**Exercise description:**
How many lines of the data include the string "chevron"? State the number and nothing else.
** Start Data lines **
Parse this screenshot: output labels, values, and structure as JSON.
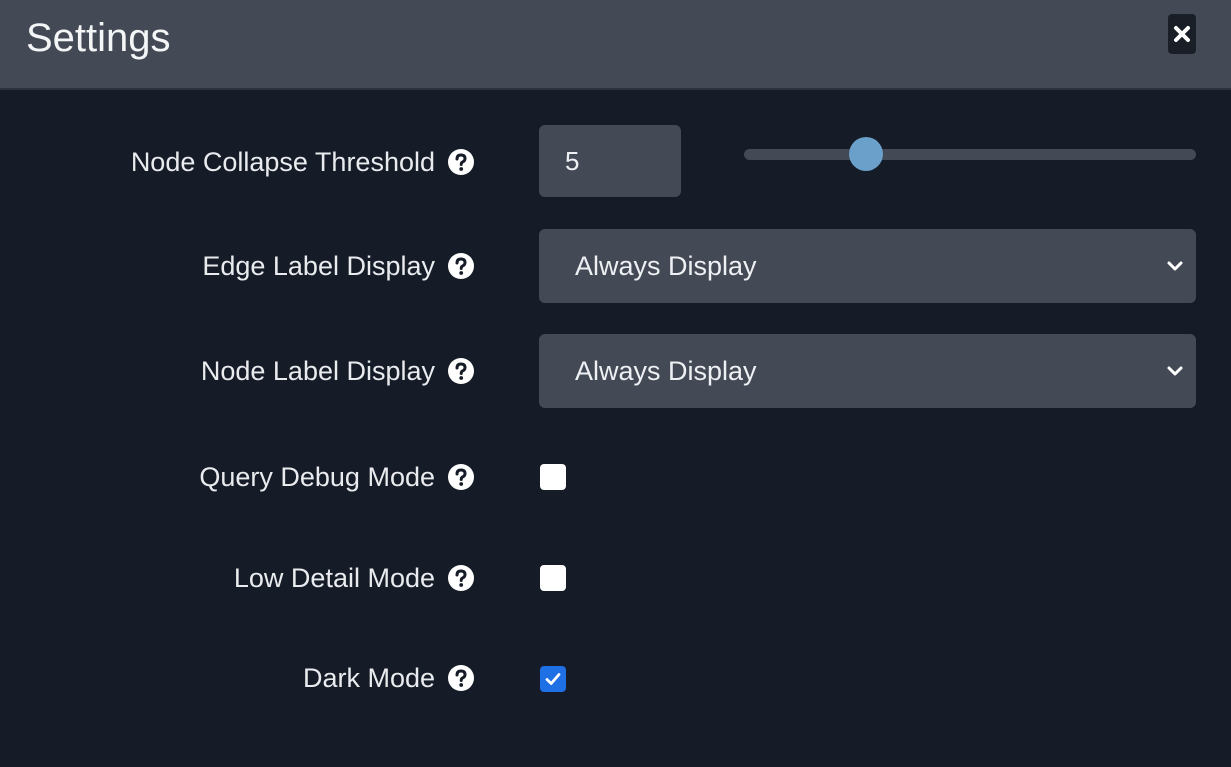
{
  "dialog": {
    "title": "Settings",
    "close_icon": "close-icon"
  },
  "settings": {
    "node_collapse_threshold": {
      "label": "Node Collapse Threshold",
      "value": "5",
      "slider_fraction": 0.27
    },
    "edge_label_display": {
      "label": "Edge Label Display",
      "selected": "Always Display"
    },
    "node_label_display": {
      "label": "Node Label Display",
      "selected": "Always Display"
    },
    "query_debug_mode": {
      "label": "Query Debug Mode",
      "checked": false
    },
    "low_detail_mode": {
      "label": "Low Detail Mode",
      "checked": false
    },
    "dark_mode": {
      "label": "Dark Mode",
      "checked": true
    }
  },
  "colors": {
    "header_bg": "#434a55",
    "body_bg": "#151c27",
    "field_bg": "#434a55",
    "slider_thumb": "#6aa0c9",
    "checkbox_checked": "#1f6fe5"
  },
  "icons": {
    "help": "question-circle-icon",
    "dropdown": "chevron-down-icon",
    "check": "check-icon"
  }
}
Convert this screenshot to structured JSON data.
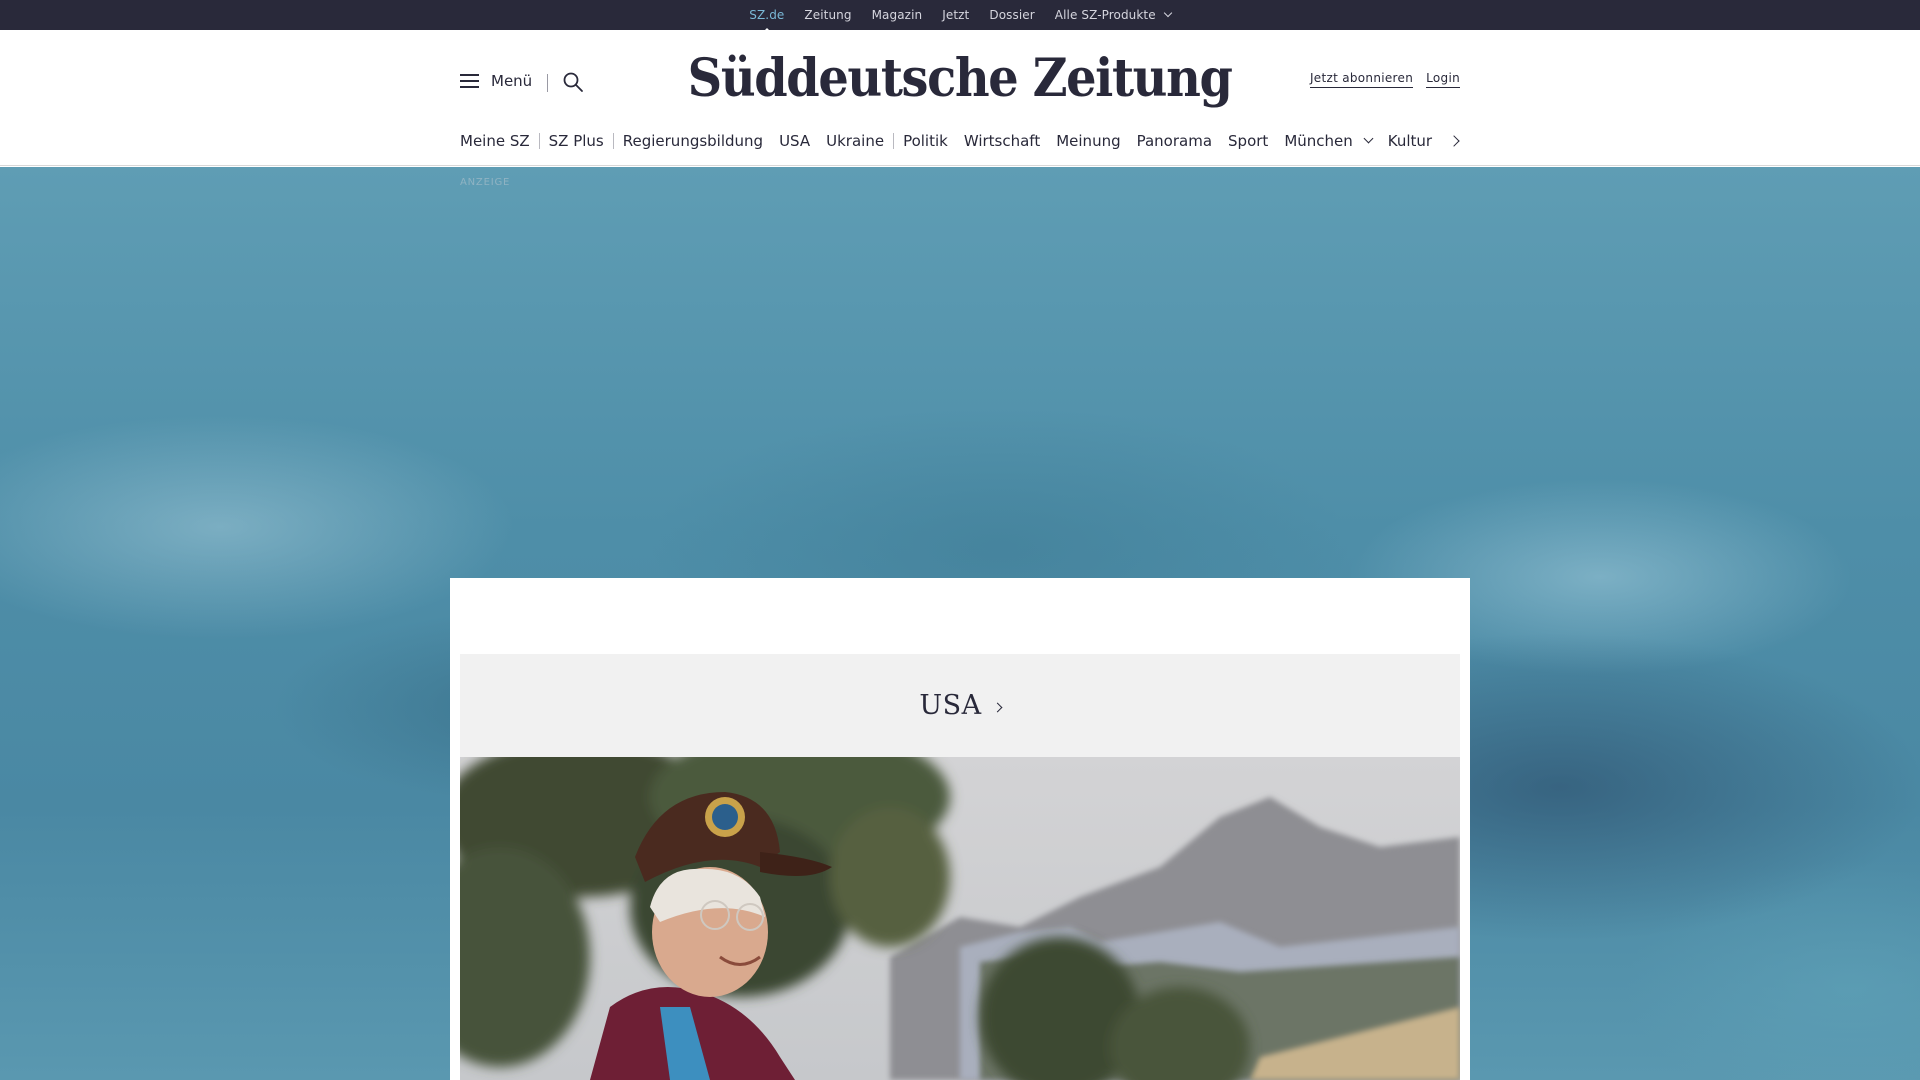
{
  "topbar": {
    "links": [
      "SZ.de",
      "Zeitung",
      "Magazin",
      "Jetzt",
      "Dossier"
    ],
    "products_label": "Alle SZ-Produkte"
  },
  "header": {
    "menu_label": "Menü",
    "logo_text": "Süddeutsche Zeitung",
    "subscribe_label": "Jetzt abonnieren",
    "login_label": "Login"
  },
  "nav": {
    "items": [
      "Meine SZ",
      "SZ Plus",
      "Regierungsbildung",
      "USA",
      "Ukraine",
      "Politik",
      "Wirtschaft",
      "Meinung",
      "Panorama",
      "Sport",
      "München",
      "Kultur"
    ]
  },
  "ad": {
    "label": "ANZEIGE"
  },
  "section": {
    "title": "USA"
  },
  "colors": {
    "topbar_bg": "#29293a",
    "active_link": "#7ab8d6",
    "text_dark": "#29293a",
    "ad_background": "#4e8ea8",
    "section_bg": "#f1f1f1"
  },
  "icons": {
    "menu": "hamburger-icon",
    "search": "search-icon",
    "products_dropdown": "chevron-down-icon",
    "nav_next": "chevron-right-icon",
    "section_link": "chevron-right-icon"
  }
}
** End Data lines **
**Finished answer:**
4